**Task to carry out:** Convert everything from the line containing "Enumerate the UI" down to the line containing "observation-time: 2:50 PM" into a JSON list of strings, one string per line, leaving out any blank lines.

**Records provided:**
━━━━━━
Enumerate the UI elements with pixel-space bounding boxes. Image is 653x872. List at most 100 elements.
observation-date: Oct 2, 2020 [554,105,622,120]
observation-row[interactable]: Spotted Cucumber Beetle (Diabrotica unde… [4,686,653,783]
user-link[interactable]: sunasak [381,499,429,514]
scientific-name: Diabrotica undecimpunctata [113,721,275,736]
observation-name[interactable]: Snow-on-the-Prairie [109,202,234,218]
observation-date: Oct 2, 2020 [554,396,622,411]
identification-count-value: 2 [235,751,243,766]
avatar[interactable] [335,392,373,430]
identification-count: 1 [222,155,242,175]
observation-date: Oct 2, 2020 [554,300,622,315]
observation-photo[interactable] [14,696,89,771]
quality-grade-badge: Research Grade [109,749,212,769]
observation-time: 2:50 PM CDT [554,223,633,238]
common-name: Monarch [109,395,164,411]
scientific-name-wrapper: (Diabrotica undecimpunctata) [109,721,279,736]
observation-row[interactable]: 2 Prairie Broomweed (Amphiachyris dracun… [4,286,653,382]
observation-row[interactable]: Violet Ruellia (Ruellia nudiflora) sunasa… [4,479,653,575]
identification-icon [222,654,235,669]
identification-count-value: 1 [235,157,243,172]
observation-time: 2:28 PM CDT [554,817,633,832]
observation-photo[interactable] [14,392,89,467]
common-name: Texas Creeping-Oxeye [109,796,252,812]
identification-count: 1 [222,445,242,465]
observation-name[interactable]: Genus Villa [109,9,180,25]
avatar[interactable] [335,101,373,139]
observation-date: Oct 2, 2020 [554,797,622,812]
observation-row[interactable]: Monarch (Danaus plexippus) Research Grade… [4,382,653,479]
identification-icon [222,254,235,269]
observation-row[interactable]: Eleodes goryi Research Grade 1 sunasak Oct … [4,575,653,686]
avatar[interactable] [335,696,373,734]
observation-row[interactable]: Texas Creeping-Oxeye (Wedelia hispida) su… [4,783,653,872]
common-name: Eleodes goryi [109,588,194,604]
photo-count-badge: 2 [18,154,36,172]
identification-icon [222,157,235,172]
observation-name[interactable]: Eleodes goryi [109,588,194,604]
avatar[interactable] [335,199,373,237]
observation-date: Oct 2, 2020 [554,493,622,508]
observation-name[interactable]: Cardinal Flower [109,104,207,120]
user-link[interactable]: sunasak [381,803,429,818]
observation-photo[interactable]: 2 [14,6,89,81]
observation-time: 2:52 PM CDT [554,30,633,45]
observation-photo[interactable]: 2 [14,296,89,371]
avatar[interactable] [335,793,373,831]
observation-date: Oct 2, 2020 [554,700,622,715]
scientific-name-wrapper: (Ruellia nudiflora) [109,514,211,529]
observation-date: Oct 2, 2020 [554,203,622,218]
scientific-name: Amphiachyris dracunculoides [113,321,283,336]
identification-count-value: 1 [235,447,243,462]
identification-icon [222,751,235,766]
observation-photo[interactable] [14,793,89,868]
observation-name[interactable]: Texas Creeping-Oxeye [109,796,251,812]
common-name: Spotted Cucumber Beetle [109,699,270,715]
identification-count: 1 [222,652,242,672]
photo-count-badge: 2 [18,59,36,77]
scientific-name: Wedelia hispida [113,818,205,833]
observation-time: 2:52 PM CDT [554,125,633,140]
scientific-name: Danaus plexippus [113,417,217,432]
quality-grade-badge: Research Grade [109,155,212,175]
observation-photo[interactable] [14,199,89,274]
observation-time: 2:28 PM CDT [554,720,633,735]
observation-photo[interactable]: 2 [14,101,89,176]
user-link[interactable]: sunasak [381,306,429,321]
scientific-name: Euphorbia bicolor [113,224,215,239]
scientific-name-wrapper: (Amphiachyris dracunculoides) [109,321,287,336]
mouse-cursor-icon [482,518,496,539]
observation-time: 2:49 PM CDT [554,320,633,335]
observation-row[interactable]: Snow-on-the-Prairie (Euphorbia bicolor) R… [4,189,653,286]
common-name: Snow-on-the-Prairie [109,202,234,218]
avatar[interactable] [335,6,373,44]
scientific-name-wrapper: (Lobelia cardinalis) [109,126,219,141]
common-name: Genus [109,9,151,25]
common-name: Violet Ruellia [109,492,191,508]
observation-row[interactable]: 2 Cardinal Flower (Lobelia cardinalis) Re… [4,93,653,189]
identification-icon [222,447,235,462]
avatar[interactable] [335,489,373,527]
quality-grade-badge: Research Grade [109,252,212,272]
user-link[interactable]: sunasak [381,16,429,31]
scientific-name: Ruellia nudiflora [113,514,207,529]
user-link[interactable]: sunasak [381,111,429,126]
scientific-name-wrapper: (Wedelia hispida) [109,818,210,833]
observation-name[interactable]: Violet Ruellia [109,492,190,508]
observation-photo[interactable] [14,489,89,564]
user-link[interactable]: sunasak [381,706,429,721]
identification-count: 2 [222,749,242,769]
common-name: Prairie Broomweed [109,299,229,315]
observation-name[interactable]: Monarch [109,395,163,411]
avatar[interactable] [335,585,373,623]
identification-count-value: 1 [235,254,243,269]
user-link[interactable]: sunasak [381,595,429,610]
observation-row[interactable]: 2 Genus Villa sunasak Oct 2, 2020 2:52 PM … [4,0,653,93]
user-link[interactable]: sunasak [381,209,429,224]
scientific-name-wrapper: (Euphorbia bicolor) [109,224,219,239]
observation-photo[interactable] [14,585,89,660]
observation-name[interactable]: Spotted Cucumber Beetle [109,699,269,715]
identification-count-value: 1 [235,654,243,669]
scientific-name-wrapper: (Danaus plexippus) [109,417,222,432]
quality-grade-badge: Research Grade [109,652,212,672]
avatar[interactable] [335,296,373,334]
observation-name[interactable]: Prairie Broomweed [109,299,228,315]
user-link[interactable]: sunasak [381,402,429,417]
━━━━━━
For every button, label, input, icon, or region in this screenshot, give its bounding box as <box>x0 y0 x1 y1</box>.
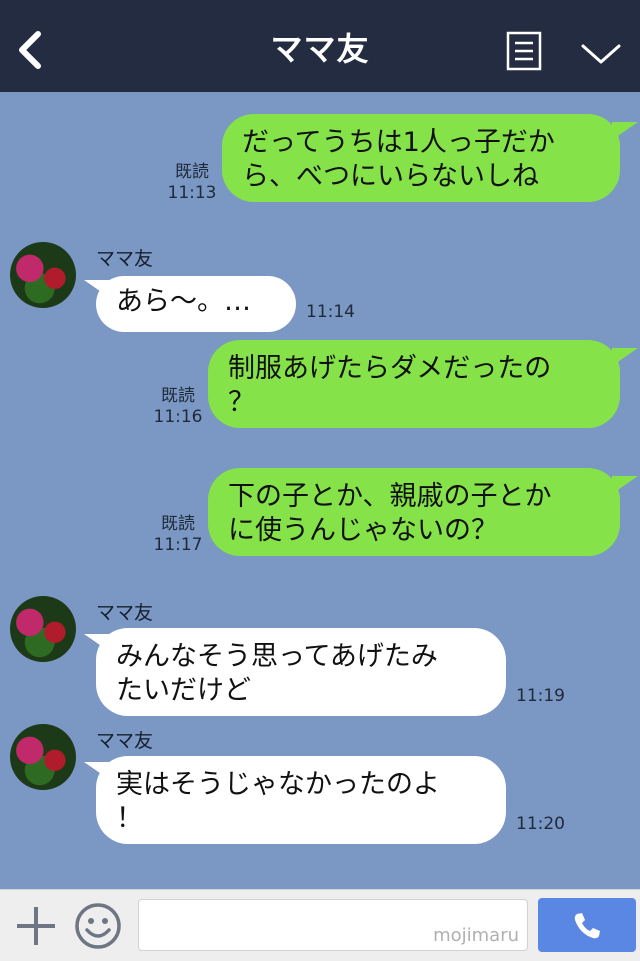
━━━━━━
**Result of the task:**
[
  "Enumerate the UI elements with pixel-space bounding boxes. Image is 653x872. List at most 100 elements.",
  "observation-date: Oct 2, 2020 [554,105,622,120]",
  "observation-row[interactable]: Spotted Cucumber Beetle (Diabrotica unde… [4,686,653,783]",
  "user-link[interactable]: sunasak [381,499,429,514]",
  "scientific-name: Diabrotica undecimpunctata [113,721,275,736]",
  "observation-name[interactable]: Snow-on-the-Prairie [109,202,234,218]",
  "observation-date: Oct 2, 2020 [554,396,622,411]",
  "identification-count-value: 2 [235,751,243,766]",
  "avatar[interactable] [335,392,373,430]",
  "identification-count: 1 [222,155,242,175]",
  "observation-date: Oct 2, 2020 [554,300,622,315]",
  "observation-photo[interactable] [14,696,89,771]",
  "quality-grade-badge: Research Grade [109,749,212,769]",
  "observation-time: 2:50 PM CDT [554,223,633,238]"
]